[BEGIN Exercise input]
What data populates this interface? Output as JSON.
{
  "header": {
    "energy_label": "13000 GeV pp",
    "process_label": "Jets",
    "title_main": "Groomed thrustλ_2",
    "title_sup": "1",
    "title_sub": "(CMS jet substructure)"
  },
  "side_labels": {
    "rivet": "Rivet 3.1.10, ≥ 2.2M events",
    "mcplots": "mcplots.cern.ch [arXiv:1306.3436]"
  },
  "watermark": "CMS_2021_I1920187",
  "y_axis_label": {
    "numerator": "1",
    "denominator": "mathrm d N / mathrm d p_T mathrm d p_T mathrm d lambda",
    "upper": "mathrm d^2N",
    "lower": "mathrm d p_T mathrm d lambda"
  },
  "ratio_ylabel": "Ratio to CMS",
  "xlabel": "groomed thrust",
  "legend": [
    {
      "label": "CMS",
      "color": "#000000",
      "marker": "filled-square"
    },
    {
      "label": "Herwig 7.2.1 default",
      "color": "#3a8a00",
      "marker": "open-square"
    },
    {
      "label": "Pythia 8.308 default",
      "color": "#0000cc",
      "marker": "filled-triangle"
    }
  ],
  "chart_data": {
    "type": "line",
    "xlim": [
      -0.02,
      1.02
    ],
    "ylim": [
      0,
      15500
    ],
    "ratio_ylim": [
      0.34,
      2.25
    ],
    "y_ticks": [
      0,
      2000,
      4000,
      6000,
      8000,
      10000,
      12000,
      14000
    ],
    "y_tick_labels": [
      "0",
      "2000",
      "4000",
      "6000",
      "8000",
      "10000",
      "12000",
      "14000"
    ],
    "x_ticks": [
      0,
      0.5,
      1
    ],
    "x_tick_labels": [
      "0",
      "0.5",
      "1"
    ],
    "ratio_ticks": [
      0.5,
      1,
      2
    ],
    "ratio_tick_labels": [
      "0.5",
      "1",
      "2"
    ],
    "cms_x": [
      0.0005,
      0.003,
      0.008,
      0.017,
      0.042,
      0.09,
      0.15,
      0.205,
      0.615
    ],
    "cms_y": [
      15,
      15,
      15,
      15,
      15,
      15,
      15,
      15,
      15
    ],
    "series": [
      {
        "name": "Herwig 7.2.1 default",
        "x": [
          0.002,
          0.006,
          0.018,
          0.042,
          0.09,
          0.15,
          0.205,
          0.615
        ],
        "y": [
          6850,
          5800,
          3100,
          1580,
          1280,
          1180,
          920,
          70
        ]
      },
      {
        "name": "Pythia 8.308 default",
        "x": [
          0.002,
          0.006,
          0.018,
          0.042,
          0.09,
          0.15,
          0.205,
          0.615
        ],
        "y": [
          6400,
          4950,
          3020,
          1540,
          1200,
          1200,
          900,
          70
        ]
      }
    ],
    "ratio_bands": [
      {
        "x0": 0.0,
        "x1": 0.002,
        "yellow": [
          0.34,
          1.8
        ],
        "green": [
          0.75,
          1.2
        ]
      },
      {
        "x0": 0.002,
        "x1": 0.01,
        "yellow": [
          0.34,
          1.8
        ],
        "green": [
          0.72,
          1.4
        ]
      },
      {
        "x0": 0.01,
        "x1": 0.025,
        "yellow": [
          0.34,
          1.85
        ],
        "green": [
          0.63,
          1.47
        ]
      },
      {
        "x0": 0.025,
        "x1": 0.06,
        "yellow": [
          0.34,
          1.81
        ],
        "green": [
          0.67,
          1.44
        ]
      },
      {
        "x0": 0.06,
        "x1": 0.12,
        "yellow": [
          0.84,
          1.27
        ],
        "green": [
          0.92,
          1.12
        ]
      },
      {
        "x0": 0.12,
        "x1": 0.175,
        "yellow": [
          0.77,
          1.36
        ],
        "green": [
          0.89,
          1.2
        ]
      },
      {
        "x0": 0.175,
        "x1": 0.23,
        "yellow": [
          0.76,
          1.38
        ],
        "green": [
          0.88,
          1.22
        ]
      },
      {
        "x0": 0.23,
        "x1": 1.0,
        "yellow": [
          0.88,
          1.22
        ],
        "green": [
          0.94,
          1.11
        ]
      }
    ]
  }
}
[END Exercise input]
- _Exercise requirements_:
Count the lines in the records above that hold the word "square", and give only that number.

- _Written reply_:
2